Given task:
From the entries that follow, pick out all lines holding "扎根基层".

(Recorded data)
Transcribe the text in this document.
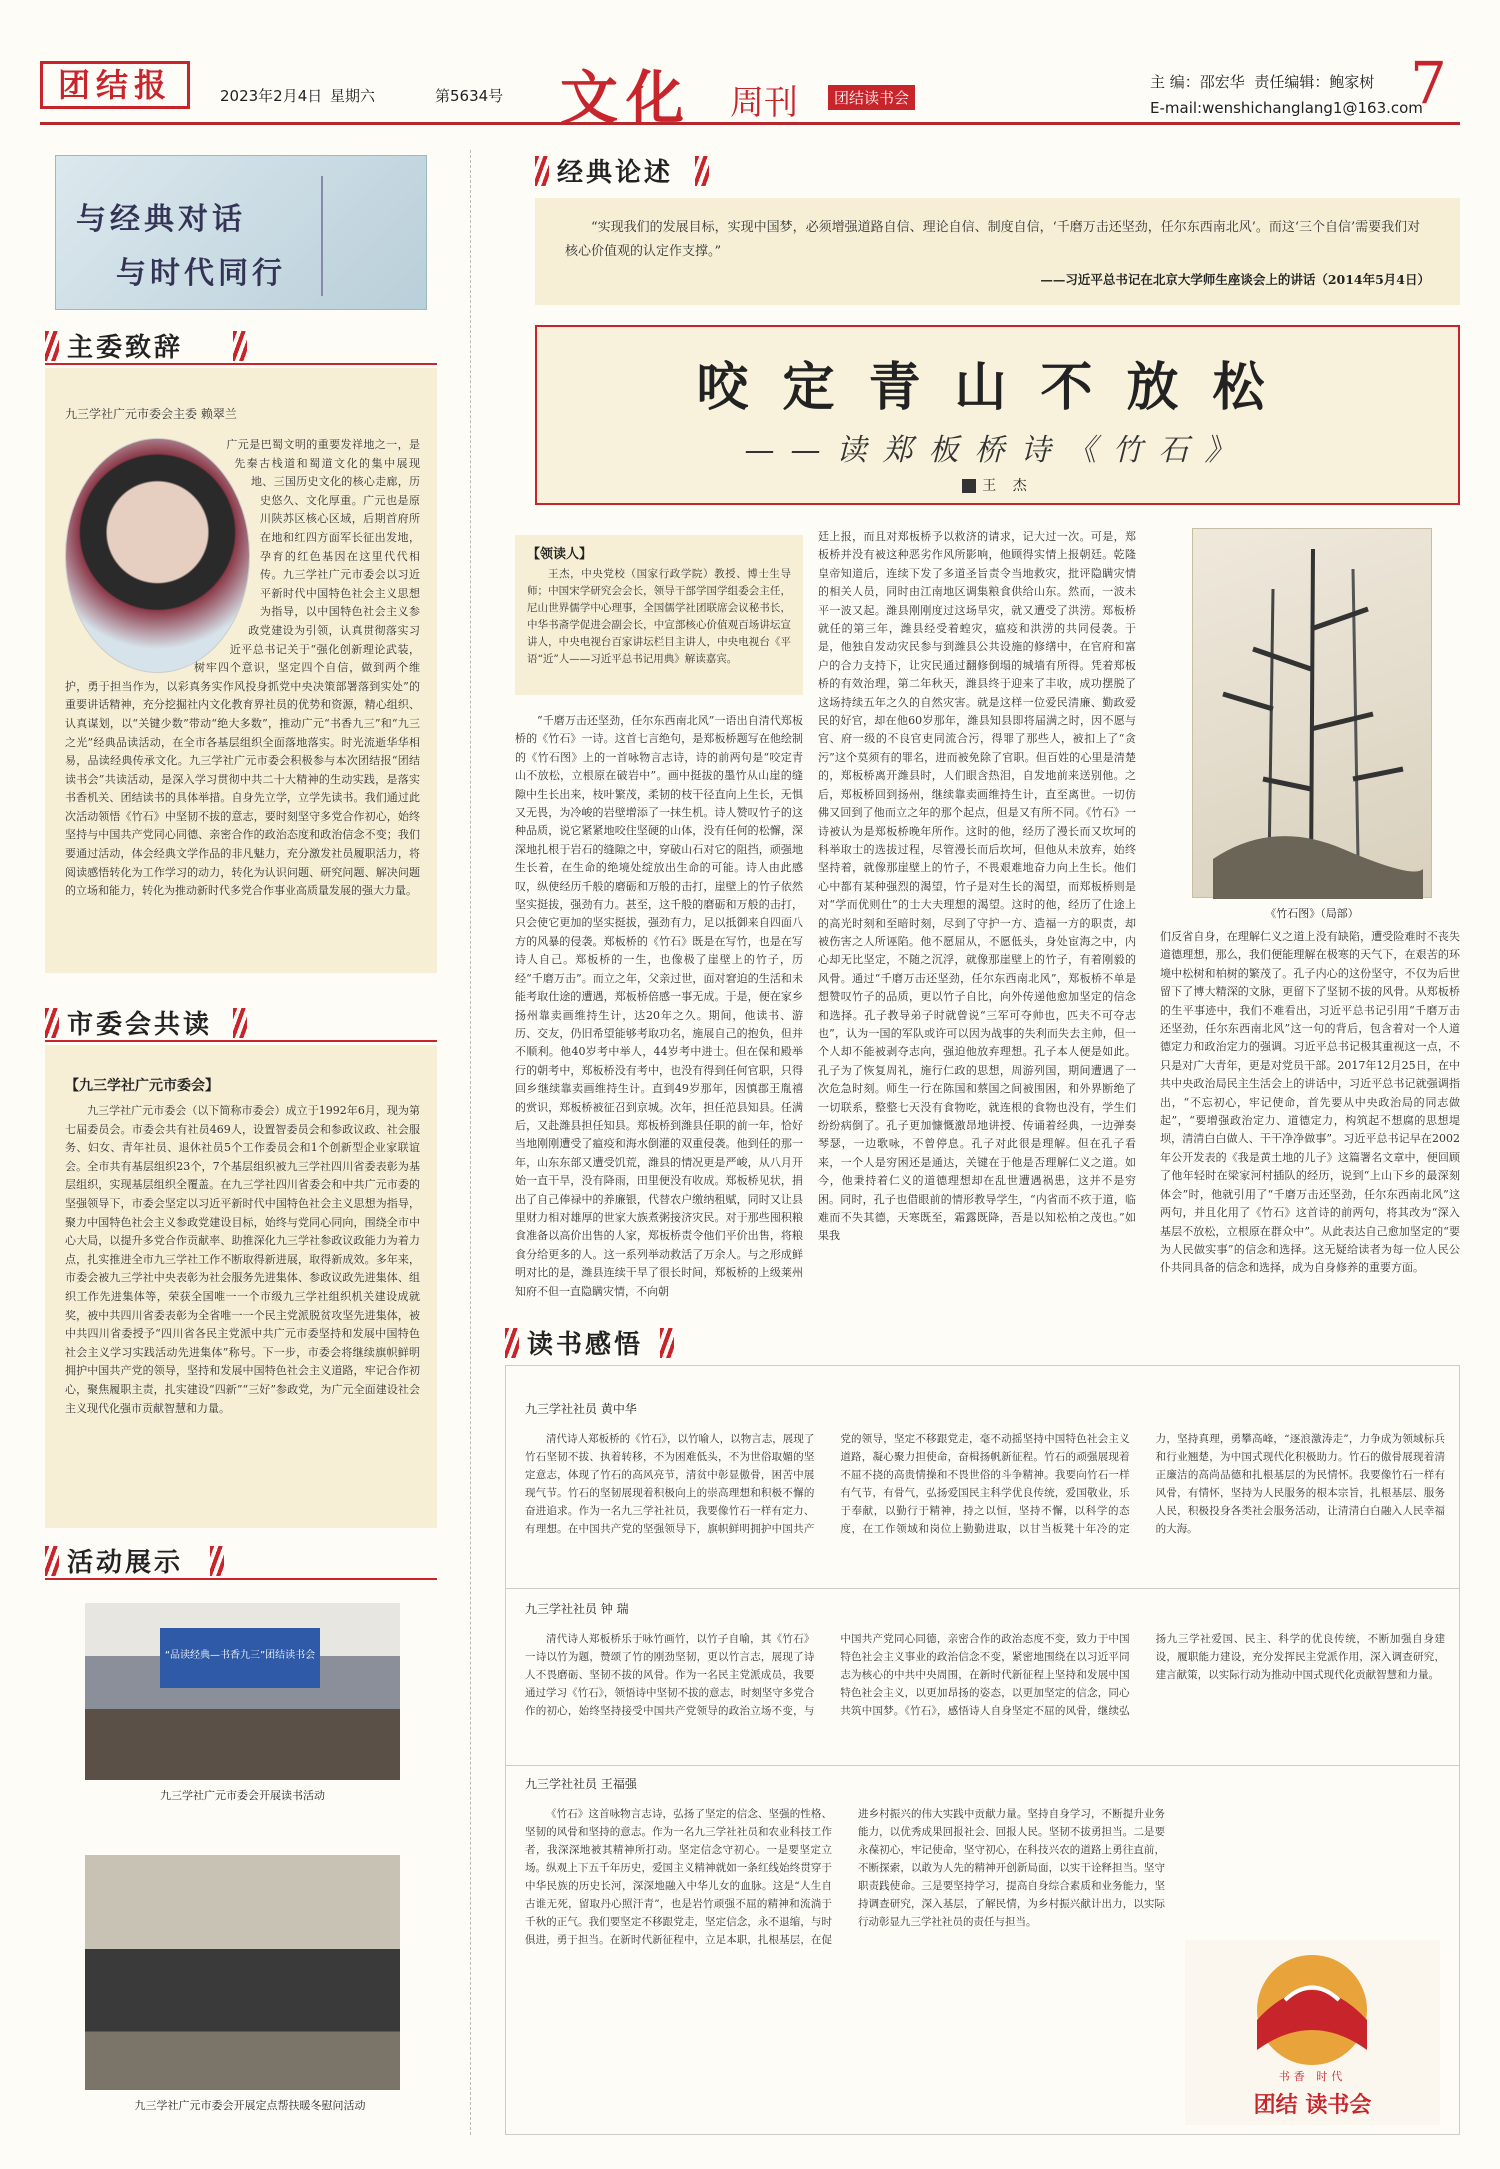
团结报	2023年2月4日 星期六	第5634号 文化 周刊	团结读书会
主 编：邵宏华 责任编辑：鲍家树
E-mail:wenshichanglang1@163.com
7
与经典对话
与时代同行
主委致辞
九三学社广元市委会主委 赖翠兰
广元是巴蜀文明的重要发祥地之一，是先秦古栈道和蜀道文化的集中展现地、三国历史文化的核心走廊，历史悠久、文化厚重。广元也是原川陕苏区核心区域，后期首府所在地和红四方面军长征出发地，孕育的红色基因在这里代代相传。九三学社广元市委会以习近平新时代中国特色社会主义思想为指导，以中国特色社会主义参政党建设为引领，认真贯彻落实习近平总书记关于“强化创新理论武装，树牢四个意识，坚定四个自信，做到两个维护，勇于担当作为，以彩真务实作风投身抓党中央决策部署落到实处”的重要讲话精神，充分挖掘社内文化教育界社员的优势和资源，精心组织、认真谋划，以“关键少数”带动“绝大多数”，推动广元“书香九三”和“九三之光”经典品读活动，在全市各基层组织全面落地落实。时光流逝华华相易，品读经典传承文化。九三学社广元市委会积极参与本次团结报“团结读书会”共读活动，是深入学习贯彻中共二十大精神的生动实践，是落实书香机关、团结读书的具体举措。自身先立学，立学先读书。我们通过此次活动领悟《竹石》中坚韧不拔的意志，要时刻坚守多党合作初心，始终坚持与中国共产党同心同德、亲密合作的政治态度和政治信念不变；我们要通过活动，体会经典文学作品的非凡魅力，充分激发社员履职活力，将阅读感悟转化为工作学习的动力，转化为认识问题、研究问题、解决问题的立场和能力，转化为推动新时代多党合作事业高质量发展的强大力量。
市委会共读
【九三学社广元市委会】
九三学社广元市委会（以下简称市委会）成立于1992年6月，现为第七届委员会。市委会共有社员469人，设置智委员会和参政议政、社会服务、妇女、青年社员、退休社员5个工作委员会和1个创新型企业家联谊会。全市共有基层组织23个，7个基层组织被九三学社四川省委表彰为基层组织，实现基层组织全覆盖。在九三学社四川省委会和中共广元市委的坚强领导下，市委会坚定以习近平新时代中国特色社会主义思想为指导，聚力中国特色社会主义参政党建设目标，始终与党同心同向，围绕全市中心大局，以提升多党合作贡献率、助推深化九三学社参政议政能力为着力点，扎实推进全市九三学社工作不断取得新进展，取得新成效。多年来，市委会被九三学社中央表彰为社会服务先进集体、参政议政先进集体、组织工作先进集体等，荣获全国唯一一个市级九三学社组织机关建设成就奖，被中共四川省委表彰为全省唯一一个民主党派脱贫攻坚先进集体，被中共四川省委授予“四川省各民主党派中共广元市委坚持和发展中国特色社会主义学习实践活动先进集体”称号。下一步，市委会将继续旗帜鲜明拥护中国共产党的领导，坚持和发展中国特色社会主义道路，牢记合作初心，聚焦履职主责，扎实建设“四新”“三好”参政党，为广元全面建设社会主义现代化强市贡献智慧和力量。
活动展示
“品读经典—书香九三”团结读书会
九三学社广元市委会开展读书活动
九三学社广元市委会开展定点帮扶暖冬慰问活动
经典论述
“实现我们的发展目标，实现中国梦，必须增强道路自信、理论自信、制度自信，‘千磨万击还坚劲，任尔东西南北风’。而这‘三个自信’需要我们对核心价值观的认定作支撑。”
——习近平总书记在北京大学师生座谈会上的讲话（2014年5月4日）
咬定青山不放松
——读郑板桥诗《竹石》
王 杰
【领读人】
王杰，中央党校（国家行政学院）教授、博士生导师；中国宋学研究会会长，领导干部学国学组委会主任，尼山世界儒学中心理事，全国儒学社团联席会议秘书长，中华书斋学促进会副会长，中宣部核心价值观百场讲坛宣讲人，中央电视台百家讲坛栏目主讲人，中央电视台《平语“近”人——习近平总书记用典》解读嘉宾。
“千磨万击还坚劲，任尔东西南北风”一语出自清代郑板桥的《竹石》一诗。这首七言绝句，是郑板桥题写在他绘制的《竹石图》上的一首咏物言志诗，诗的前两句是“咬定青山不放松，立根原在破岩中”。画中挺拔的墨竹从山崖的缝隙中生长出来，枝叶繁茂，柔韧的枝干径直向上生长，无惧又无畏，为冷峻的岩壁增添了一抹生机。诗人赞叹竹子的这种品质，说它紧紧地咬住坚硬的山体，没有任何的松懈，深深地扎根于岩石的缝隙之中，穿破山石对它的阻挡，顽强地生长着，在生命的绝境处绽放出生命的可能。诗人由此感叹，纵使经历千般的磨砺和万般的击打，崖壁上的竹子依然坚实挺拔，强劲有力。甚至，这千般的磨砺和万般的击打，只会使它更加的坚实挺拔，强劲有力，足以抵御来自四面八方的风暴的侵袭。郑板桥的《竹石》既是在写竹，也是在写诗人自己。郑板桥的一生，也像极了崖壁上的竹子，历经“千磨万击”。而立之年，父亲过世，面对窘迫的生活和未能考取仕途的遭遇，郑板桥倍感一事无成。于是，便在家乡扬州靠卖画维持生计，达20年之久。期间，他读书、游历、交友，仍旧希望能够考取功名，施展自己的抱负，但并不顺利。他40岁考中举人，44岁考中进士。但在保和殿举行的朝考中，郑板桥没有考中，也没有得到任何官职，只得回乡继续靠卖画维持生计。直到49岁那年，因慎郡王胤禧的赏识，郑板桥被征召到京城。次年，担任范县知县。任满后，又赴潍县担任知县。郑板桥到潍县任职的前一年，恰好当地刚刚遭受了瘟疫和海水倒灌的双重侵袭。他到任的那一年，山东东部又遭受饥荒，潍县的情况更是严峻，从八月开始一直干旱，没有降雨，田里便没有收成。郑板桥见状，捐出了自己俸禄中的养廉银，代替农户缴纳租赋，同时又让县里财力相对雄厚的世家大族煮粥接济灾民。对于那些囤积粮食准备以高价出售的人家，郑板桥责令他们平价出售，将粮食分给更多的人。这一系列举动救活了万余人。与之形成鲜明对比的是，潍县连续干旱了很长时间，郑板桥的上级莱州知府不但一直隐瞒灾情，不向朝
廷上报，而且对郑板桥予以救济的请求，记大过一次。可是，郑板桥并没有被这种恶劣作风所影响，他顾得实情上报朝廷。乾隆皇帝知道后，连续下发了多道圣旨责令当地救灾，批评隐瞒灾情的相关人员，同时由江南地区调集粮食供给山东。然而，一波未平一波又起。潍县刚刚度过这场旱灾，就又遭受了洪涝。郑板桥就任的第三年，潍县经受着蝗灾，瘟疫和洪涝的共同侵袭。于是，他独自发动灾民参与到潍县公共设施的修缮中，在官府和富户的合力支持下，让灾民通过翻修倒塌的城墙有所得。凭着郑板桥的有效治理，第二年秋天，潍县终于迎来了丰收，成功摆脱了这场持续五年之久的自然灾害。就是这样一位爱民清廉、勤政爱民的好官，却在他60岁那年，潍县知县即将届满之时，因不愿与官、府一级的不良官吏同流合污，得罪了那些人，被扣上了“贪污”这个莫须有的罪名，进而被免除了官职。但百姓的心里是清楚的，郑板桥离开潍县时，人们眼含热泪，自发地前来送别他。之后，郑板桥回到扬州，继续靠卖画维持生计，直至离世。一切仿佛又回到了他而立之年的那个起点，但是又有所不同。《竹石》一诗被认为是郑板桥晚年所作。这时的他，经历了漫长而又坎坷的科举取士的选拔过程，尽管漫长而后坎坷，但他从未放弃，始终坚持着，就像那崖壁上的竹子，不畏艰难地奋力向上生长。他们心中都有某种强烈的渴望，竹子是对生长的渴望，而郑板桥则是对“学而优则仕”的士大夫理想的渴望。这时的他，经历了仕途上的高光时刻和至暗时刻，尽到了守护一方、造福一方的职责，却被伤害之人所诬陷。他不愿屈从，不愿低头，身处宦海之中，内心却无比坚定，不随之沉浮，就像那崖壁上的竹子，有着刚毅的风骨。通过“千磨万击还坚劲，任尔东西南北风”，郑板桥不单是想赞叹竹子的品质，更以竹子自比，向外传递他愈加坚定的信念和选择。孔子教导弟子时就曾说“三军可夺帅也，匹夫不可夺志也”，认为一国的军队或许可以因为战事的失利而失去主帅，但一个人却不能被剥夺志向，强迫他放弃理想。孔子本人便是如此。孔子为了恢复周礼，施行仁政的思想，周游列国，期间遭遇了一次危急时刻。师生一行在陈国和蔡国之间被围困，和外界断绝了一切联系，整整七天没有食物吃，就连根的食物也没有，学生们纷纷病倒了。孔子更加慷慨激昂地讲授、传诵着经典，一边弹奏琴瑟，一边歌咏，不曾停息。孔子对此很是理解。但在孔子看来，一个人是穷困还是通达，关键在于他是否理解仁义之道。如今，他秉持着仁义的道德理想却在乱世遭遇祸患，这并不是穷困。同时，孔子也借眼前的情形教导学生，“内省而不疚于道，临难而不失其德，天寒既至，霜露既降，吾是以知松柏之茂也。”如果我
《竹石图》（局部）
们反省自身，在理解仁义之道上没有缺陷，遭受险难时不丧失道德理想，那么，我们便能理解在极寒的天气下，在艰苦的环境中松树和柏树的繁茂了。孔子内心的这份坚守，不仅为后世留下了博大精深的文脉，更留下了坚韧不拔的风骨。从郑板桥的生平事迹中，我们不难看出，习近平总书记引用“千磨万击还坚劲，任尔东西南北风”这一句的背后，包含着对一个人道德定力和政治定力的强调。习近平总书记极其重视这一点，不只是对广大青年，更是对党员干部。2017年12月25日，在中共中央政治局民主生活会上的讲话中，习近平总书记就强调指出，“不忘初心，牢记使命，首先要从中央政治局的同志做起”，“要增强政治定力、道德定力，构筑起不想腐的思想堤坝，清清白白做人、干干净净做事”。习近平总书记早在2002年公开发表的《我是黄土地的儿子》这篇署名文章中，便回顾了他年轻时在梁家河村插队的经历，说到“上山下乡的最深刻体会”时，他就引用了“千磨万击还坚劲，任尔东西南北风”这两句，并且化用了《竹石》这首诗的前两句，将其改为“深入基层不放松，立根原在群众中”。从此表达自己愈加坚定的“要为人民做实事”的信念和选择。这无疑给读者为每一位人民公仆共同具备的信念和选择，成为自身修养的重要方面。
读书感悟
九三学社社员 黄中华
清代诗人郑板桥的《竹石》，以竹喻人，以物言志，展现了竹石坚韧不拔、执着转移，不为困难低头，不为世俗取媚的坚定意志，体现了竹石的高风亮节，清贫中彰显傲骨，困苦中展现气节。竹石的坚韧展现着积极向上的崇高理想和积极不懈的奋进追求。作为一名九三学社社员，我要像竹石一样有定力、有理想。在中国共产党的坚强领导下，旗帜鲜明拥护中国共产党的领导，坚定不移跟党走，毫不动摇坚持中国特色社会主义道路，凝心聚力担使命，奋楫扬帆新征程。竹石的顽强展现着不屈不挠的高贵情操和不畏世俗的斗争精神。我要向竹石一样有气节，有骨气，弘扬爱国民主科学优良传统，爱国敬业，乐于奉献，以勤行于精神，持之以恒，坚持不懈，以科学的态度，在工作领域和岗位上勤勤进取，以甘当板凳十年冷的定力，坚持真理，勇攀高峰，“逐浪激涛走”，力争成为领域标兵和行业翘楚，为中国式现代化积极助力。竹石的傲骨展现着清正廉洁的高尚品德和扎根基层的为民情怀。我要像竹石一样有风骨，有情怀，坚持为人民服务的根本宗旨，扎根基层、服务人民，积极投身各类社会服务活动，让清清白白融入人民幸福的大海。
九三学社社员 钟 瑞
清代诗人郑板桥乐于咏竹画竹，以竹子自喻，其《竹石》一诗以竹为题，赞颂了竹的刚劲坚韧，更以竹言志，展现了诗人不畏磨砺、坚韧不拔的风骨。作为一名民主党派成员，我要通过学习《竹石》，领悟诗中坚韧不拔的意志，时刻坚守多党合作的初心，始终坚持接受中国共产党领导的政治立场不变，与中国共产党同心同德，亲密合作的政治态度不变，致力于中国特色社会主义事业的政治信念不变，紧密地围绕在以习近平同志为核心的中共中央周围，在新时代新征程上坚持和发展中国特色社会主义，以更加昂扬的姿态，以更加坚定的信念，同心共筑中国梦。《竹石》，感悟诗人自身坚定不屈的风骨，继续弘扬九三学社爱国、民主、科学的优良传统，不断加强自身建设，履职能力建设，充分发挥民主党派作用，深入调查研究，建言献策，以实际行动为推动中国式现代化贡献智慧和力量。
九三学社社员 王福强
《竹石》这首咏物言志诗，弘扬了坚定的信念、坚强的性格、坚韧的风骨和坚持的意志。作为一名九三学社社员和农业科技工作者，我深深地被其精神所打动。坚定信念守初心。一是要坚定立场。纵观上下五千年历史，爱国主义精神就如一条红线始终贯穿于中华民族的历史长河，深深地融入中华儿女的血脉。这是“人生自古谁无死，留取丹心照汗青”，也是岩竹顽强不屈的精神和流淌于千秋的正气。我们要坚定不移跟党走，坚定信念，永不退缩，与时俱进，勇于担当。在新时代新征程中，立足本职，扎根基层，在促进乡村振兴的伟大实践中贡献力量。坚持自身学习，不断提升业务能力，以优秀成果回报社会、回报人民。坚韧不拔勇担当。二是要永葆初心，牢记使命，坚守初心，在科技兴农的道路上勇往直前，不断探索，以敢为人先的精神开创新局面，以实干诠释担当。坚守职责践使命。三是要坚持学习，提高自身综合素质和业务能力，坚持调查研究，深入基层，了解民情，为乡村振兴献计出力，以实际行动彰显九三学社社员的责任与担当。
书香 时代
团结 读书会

Written answer:
清代诗人郑板桥的《竹石》，以竹喻人，以物言志，展现了竹石坚韧不拔、执着转移，不为困难低头，不为世俗取媚的坚定意志，体现了竹石的高风亮节，清贫中彰显傲骨，困苦中展现气节。竹石的坚韧展现着积极向上的崇高理想和积极不懈的奋进追求。作为一名九三学社社员，我要像竹石一样有定力、有理想。在中国共产党的坚强领导下，旗帜鲜明拥护中国共产党的领导，坚定不移跟党走，毫不动摇坚持中国特色社会主义道路，凝心聚力担使命，奋楫扬帆新征程。竹石的顽强展现着不屈不挠的高贵情操和不畏世俗的斗争精神。我要向竹石一样有气节，有骨气，弘扬爱国民主科学优良传统，爱国敬业，乐于奉献，以勤行于精神，持之以恒，坚持不懈，以科学的态度，在工作领域和岗位上勤勤进取，以甘当板凳十年冷的定力，坚持真理，勇攀高峰，“逐浪激涛走”，力争成为领域标兵和行业翘楚，为中国式现代化积极助力。竹石的傲骨展现着清正廉洁的高尚品德和扎根基层的为民情怀。我要像竹石一样有风骨，有情怀，坚持为人民服务的根本宗旨，扎根基层、服务人民，积极投身各类社会服务活动，让清清白白融入人民幸福的大海。
《竹石》这首咏物言志诗，弘扬了坚定的信念、坚强的性格、坚韧的风骨和坚持的意志。作为一名九三学社社员和农业科技工作者，我深深地被其精神所打动。坚定信念守初心。一是要坚定立场。纵观上下五千年历史，爱国主义精神就如一条红线始终贯穿于中华民族的历史长河，深深地融入中华儿女的血脉。这是“人生自古谁无死，留取丹心照汗青”，也是岩竹顽强不屈的精神和流淌于千秋的正气。我们要坚定不移跟党走，坚定信念，永不退缩，与时俱进，勇于担当。在新时代新征程中，立足本职，扎根基层，在促进乡村振兴的伟大实践中贡献力量。坚持自身学习，不断提升业务能力，以优秀成果回报社会、回报人民。坚韧不拔勇担当。二是要永葆初心，牢记使命，坚守初心，在科技兴农的道路上勇往直前，不断探索，以敢为人先的精神开创新局面，以实干诠释担当。坚守职责践使命。三是要坚持学习，提高自身综合素质和业务能力，坚持调查研究，深入基层，了解民情，为乡村振兴献计出力，以实际行动彰显九三学社社员的责任与担当。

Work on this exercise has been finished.